* _OBJECTIVE_
Send each entry back exactly as given, pictures excluded.

* _INFORMATION SHOWN_
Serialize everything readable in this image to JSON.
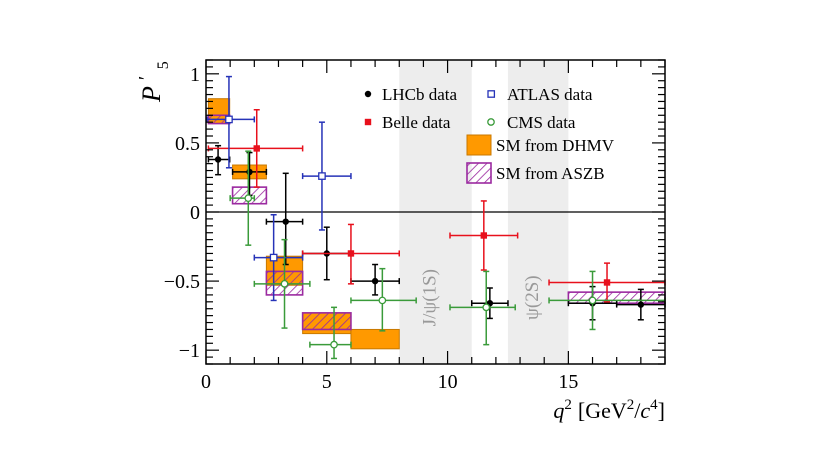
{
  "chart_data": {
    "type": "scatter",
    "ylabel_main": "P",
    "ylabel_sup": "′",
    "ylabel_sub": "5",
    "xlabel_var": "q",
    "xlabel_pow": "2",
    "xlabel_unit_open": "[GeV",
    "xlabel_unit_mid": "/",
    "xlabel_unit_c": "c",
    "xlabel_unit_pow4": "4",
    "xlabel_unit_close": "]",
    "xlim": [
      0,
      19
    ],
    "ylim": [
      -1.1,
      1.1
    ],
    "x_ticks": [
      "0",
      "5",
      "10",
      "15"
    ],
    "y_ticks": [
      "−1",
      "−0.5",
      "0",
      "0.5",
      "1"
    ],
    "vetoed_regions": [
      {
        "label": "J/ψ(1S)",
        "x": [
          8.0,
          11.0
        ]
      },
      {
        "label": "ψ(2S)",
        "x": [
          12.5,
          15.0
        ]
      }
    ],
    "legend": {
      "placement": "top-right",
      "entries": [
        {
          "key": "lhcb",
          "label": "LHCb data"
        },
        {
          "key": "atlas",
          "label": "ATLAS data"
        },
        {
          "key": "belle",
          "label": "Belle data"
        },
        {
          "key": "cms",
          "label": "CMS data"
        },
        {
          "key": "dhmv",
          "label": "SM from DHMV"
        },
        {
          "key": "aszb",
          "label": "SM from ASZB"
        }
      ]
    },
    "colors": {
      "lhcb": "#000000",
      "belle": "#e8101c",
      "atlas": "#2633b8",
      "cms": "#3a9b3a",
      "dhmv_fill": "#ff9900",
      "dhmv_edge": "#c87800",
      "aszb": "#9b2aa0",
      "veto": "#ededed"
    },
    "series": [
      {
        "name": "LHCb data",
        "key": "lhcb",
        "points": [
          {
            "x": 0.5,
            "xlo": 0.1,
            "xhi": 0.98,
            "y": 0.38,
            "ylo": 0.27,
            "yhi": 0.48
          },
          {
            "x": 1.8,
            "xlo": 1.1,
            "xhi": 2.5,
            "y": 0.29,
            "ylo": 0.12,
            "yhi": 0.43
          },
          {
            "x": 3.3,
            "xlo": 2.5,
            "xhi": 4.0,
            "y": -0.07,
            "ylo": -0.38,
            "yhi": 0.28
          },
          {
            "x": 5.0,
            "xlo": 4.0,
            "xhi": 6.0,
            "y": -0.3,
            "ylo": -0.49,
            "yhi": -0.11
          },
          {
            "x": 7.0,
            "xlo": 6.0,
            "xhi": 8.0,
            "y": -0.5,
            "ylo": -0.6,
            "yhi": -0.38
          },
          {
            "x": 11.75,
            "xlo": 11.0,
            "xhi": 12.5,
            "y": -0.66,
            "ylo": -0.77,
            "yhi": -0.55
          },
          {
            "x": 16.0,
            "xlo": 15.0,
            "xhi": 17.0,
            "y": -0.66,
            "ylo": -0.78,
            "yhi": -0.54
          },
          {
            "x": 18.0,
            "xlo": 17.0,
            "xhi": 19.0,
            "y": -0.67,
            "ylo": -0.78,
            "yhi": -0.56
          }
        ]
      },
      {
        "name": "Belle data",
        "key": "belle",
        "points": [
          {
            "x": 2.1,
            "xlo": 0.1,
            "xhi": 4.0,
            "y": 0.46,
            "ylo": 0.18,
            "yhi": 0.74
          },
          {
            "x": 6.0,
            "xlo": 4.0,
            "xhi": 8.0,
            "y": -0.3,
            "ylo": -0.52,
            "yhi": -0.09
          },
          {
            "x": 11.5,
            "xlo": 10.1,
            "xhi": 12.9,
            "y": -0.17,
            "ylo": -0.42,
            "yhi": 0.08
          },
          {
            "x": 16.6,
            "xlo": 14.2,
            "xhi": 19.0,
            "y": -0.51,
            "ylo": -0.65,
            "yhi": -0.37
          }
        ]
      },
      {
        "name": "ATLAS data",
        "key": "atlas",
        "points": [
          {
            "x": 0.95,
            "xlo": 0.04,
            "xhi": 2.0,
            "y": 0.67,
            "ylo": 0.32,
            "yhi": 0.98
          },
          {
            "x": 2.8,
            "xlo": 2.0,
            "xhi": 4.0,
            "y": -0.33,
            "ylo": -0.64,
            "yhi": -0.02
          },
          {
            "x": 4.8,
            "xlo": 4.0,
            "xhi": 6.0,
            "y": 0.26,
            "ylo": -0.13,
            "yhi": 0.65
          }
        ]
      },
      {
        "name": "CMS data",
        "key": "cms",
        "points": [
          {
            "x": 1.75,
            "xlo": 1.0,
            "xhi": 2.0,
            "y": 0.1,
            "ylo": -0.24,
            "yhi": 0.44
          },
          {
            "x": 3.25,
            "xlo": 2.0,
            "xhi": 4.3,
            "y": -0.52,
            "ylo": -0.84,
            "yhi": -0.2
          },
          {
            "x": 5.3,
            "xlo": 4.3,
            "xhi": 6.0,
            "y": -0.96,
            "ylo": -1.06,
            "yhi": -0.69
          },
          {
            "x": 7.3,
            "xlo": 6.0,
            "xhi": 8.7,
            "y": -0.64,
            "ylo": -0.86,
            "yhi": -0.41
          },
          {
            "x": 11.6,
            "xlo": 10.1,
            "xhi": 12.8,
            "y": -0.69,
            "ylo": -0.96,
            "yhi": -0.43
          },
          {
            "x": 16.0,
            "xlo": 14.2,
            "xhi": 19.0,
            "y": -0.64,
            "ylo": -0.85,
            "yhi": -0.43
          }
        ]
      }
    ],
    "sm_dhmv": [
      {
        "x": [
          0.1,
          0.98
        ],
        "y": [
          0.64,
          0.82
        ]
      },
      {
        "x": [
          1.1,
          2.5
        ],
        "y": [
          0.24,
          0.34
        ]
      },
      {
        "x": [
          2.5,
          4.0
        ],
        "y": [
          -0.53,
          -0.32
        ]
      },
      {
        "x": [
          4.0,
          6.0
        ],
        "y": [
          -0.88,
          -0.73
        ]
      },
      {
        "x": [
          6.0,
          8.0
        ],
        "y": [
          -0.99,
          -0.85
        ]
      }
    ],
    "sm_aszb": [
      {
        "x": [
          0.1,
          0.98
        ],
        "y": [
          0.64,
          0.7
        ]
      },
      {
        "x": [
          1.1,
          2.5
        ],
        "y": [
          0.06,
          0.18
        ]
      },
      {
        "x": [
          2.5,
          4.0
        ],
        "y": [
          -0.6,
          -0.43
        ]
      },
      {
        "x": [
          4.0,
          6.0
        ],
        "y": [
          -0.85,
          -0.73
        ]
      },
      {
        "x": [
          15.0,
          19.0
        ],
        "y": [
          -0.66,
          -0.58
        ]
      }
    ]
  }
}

* _FINAL RESULT_
Serialize everything readable in this image to JSON.
{
  "chart_data": {
    "type": "scatter",
    "ylabel_main": "P",
    "ylabel_sup": "′",
    "ylabel_sub": "5",
    "xlabel_var": "q",
    "xlabel_pow": "2",
    "xlabel_unit_open": "[GeV",
    "xlabel_unit_mid": "/",
    "xlabel_unit_c": "c",
    "xlabel_unit_pow4": "4",
    "xlabel_unit_close": "]",
    "xlim": [
      0,
      19
    ],
    "ylim": [
      -1.1,
      1.1
    ],
    "x_ticks": [
      "0",
      "5",
      "10",
      "15"
    ],
    "y_ticks": [
      "−1",
      "−0.5",
      "0",
      "0.5",
      "1"
    ],
    "vetoed_regions": [
      {
        "label": "J/ψ(1S)",
        "x": [
          8.0,
          11.0
        ]
      },
      {
        "label": "ψ(2S)",
        "x": [
          12.5,
          15.0
        ]
      }
    ],
    "legend": {
      "placement": "top-right",
      "entries": [
        {
          "key": "lhcb",
          "label": "LHCb data"
        },
        {
          "key": "atlas",
          "label": "ATLAS data"
        },
        {
          "key": "belle",
          "label": "Belle data"
        },
        {
          "key": "cms",
          "label": "CMS data"
        },
        {
          "key": "dhmv",
          "label": "SM from DHMV"
        },
        {
          "key": "aszb",
          "label": "SM from ASZB"
        }
      ]
    },
    "colors": {
      "lhcb": "#000000",
      "belle": "#e8101c",
      "atlas": "#2633b8",
      "cms": "#3a9b3a",
      "dhmv_fill": "#ff9900",
      "dhmv_edge": "#c87800",
      "aszb": "#9b2aa0",
      "veto": "#ededed"
    },
    "series": [
      {
        "name": "LHCb data",
        "key": "lhcb",
        "points": [
          {
            "x": 0.5,
            "xlo": 0.1,
            "xhi": 0.98,
            "y": 0.38,
            "ylo": 0.27,
            "yhi": 0.48
          },
          {
            "x": 1.8,
            "xlo": 1.1,
            "xhi": 2.5,
            "y": 0.29,
            "ylo": 0.12,
            "yhi": 0.43
          },
          {
            "x": 3.3,
            "xlo": 2.5,
            "xhi": 4.0,
            "y": -0.07,
            "ylo": -0.38,
            "yhi": 0.28
          },
          {
            "x": 5.0,
            "xlo": 4.0,
            "xhi": 6.0,
            "y": -0.3,
            "ylo": -0.49,
            "yhi": -0.11
          },
          {
            "x": 7.0,
            "xlo": 6.0,
            "xhi": 8.0,
            "y": -0.5,
            "ylo": -0.6,
            "yhi": -0.38
          },
          {
            "x": 11.75,
            "xlo": 11.0,
            "xhi": 12.5,
            "y": -0.66,
            "ylo": -0.77,
            "yhi": -0.55
          },
          {
            "x": 16.0,
            "xlo": 15.0,
            "xhi": 17.0,
            "y": -0.66,
            "ylo": -0.78,
            "yhi": -0.54
          },
          {
            "x": 18.0,
            "xlo": 17.0,
            "xhi": 19.0,
            "y": -0.67,
            "ylo": -0.78,
            "yhi": -0.56
          }
        ]
      },
      {
        "name": "Belle data",
        "key": "belle",
        "points": [
          {
            "x": 2.1,
            "xlo": 0.1,
            "xhi": 4.0,
            "y": 0.46,
            "ylo": 0.18,
            "yhi": 0.74
          },
          {
            "x": 6.0,
            "xlo": 4.0,
            "xhi": 8.0,
            "y": -0.3,
            "ylo": -0.52,
            "yhi": -0.09
          },
          {
            "x": 11.5,
            "xlo": 10.1,
            "xhi": 12.9,
            "y": -0.17,
            "ylo": -0.42,
            "yhi": 0.08
          },
          {
            "x": 16.6,
            "xlo": 14.2,
            "xhi": 19.0,
            "y": -0.51,
            "ylo": -0.65,
            "yhi": -0.37
          }
        ]
      },
      {
        "name": "ATLAS data",
        "key": "atlas",
        "points": [
          {
            "x": 0.95,
            "xlo": 0.04,
            "xhi": 2.0,
            "y": 0.67,
            "ylo": 0.32,
            "yhi": 0.98
          },
          {
            "x": 2.8,
            "xlo": 2.0,
            "xhi": 4.0,
            "y": -0.33,
            "ylo": -0.64,
            "yhi": -0.02
          },
          {
            "x": 4.8,
            "xlo": 4.0,
            "xhi": 6.0,
            "y": 0.26,
            "ylo": -0.13,
            "yhi": 0.65
          }
        ]
      },
      {
        "name": "CMS data",
        "key": "cms",
        "points": [
          {
            "x": 1.75,
            "xlo": 1.0,
            "xhi": 2.0,
            "y": 0.1,
            "ylo": -0.24,
            "yhi": 0.44
          },
          {
            "x": 3.25,
            "xlo": 2.0,
            "xhi": 4.3,
            "y": -0.52,
            "ylo": -0.84,
            "yhi": -0.2
          },
          {
            "x": 5.3,
            "xlo": 4.3,
            "xhi": 6.0,
            "y": -0.96,
            "ylo": -1.06,
            "yhi": -0.69
          },
          {
            "x": 7.3,
            "xlo": 6.0,
            "xhi": 8.7,
            "y": -0.64,
            "ylo": -0.86,
            "yhi": -0.41
          },
          {
            "x": 11.6,
            "xlo": 10.1,
            "xhi": 12.8,
            "y": -0.69,
            "ylo": -0.96,
            "yhi": -0.43
          },
          {
            "x": 16.0,
            "xlo": 14.2,
            "xhi": 19.0,
            "y": -0.64,
            "ylo": -0.85,
            "yhi": -0.43
          }
        ]
      }
    ],
    "sm_dhmv": [
      {
        "x": [
          0.1,
          0.98
        ],
        "y": [
          0.64,
          0.82
        ]
      },
      {
        "x": [
          1.1,
          2.5
        ],
        "y": [
          0.24,
          0.34
        ]
      },
      {
        "x": [
          2.5,
          4.0
        ],
        "y": [
          -0.53,
          -0.32
        ]
      },
      {
        "x": [
          4.0,
          6.0
        ],
        "y": [
          -0.88,
          -0.73
        ]
      },
      {
        "x": [
          6.0,
          8.0
        ],
        "y": [
          -0.99,
          -0.85
        ]
      }
    ],
    "sm_aszb": [
      {
        "x": [
          0.1,
          0.98
        ],
        "y": [
          0.64,
          0.7
        ]
      },
      {
        "x": [
          1.1,
          2.5
        ],
        "y": [
          0.06,
          0.18
        ]
      },
      {
        "x": [
          2.5,
          4.0
        ],
        "y": [
          -0.6,
          -0.43
        ]
      },
      {
        "x": [
          4.0,
          6.0
        ],
        "y": [
          -0.85,
          -0.73
        ]
      },
      {
        "x": [
          15.0,
          19.0
        ],
        "y": [
          -0.66,
          -0.58
        ]
      }
    ]
  }
}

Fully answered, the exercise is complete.